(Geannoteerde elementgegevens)

════════════════════

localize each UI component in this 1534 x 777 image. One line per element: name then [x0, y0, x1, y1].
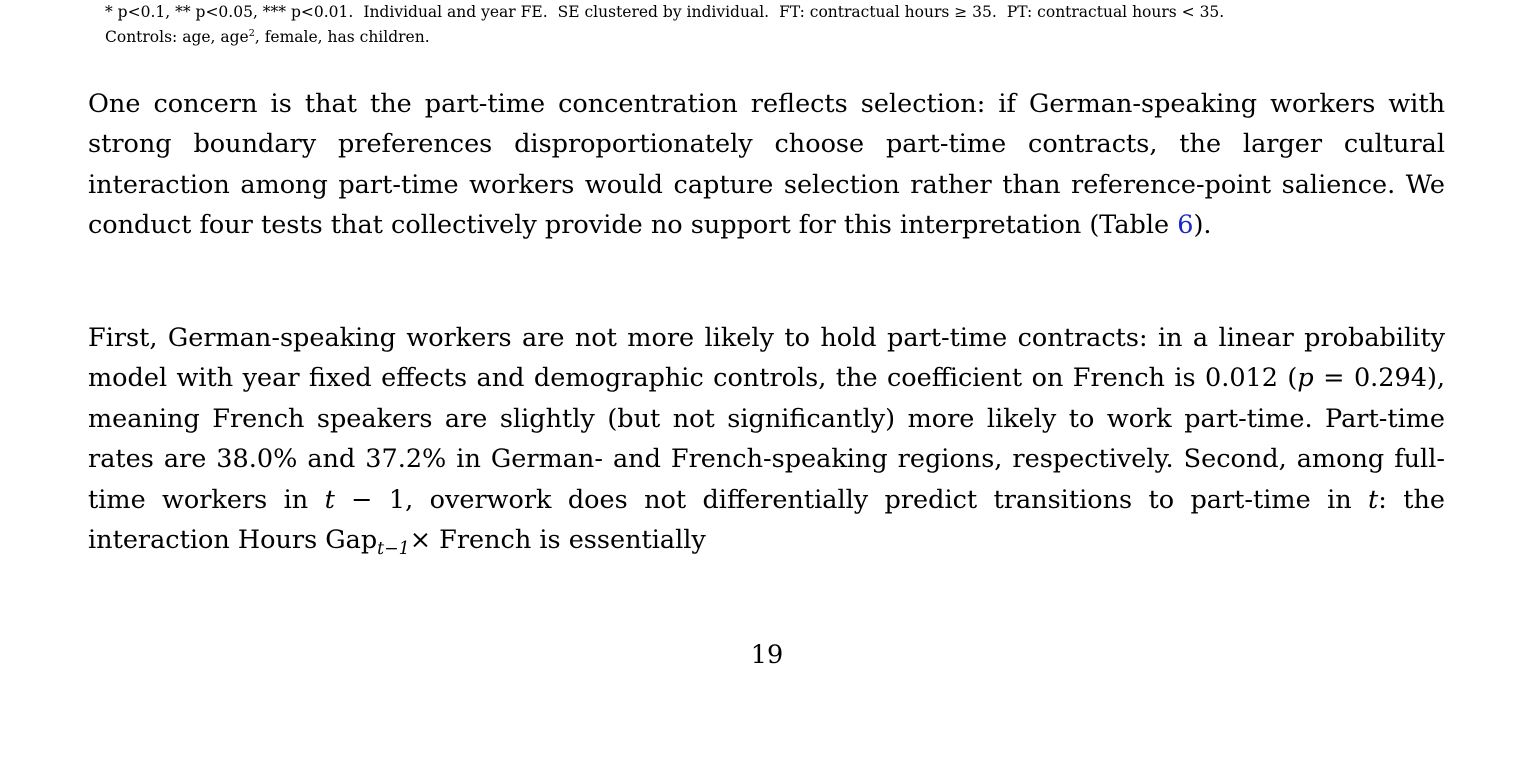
table-notes-line-2 — [105, 25, 1435, 50]
paragraph-2-segment-3: − 1, overwork does not differentially predict transitions to part-time in — [334, 484, 1369, 515]
notes-significance: * p<0.1, ** p<0.05, *** p<0.01. — [105, 3, 354, 21]
paragraph-2-segment-2: = 0.294), meaning French speakers are slightly (but not significantly) more likely to work part-time. Part-time rates are 38.0% and 37.2% in German- and French-speaking regions, respectively. Second, among full-time workers in — [88, 363, 1445, 515]
page-number: 19 — [750, 640, 784, 670]
notes-controls-superscript: 2 — [248, 27, 255, 39]
math-italic-t-second: t — [1368, 484, 1379, 515]
notes-standard-errors: SE clustered by individual. — [557, 3, 770, 21]
paragraph-1-part-2: ). — [1193, 210, 1212, 241]
table-6-reference-link[interactable]: 6 — [1177, 210, 1194, 241]
math-italic-p: p — [1297, 363, 1314, 394]
paragraph-2-text — [88, 318, 1445, 560]
paragraph-selection-concern — [88, 84, 1445, 246]
paragraph-2-segment-5: × French is essentially — [409, 525, 706, 556]
paragraph-2-segment-4: : the interaction Hours Gap — [88, 484, 1445, 556]
paragraph-2-segment-1: First, German-speaking workers are not more likely to hold part-time contracts: in a linear probability model with year fixed effects and demographic controls, the coefficient on French is 0.012 ( — [88, 323, 1445, 394]
paragraph-first-test — [88, 318, 1445, 560]
hours-gap-subscript: t−1 — [377, 539, 410, 560]
notes-controls-post: , female, has children. — [254, 28, 430, 47]
table-notes-line-1 — [105, 0, 1435, 25]
notes-part-time-definition: PT: contractual hours < 35. — [1006, 3, 1225, 21]
table-notes — [105, 0, 1435, 50]
notes-controls-pre: Controls: age, age — [105, 28, 249, 47]
math-italic-t-first: t — [324, 484, 335, 515]
notes-full-time-definition: FT: contractual hours ≥ 35. — [779, 3, 997, 21]
paragraph-1-part-1: One concern is that the part-time concentration reflects selection: if German-speaking workers with strong boundary preferences disproportionately choose part-time contracts, the larger cultural interaction among part-time workers would capture selection rather than reference-point salience. We conduct four tests that collectively provide no support for this interpretation (Table — [88, 89, 1445, 241]
notes-fixed-effects: Individual and year FE. — [363, 3, 548, 21]
paragraph-1-text — [88, 84, 1445, 246]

════════════════════

**Opgave:** Druk alle regels van de records hierboven letterlijk opnieuw af en laat de afbeeldingen daarbij weg.

**Juiste antwoord:**
localize each UI component in this 1534 x 777 image. One line per element: name then [x0, y0, x1, y1].
table-notes-line-2 — [105, 25, 1435, 50]
paragraph-2-segment-3: − 1, overwork does not differentially predict transitions to part-time in — [334, 484, 1369, 515]
notes-significance: * p<0.1, ** p<0.05, *** p<0.01. — [105, 3, 354, 21]
paragraph-2-segment-2: = 0.294), meaning French speakers are slightly (but not significantly) more likely to work part-time. Part-time rates are 38.0% and 37.2% in German- and French-speaking regions, respectively. Second, among full-time workers in — [88, 363, 1445, 515]
page-number: 19 — [750, 640, 784, 670]
notes-controls-superscript: 2 — [248, 27, 255, 39]
math-italic-t-second: t — [1368, 484, 1379, 515]
notes-standard-errors: SE clustered by individual. — [557, 3, 770, 21]
paragraph-1-part-2: ). — [1193, 210, 1212, 241]
table-6-reference-link[interactable]: 6 — [1177, 210, 1194, 241]
math-italic-p: p — [1297, 363, 1314, 394]
paragraph-2-text — [88, 318, 1445, 560]
paragraph-selection-concern — [88, 84, 1445, 246]
paragraph-2-segment-5: × French is essentially — [409, 525, 706, 556]
paragraph-2-segment-4: : the interaction Hours Gap — [88, 484, 1445, 556]
paragraph-2-segment-1: First, German-speaking workers are not more likely to hold part-time contracts: in a linear probability model with year fixed effects and demographic controls, the coefficient on French is 0.012 ( — [88, 323, 1445, 394]
paragraph-first-test — [88, 318, 1445, 560]
hours-gap-subscript: t−1 — [377, 539, 410, 560]
notes-controls-post: , female, has children. — [254, 28, 430, 47]
table-notes-line-1 — [105, 0, 1435, 25]
notes-part-time-definition: PT: contractual hours < 35. — [1006, 3, 1225, 21]
table-notes — [105, 0, 1435, 50]
notes-controls-pre: Controls: age, age — [105, 28, 249, 47]
math-italic-t-first: t — [324, 484, 335, 515]
notes-full-time-definition: FT: contractual hours ≥ 35. — [779, 3, 997, 21]
paragraph-1-part-1: One concern is that the part-time concentration reflects selection: if German-speaking workers with strong boundary preferences disproportionately choose part-time contracts, the larger cultural interaction among part-time workers would capture selection rather than reference-point salience. We conduct four tests that collectively provide no support for this interpretation (Table — [88, 89, 1445, 241]
notes-fixed-effects: Individual and year FE. — [363, 3, 548, 21]
paragraph-1-text — [88, 84, 1445, 246]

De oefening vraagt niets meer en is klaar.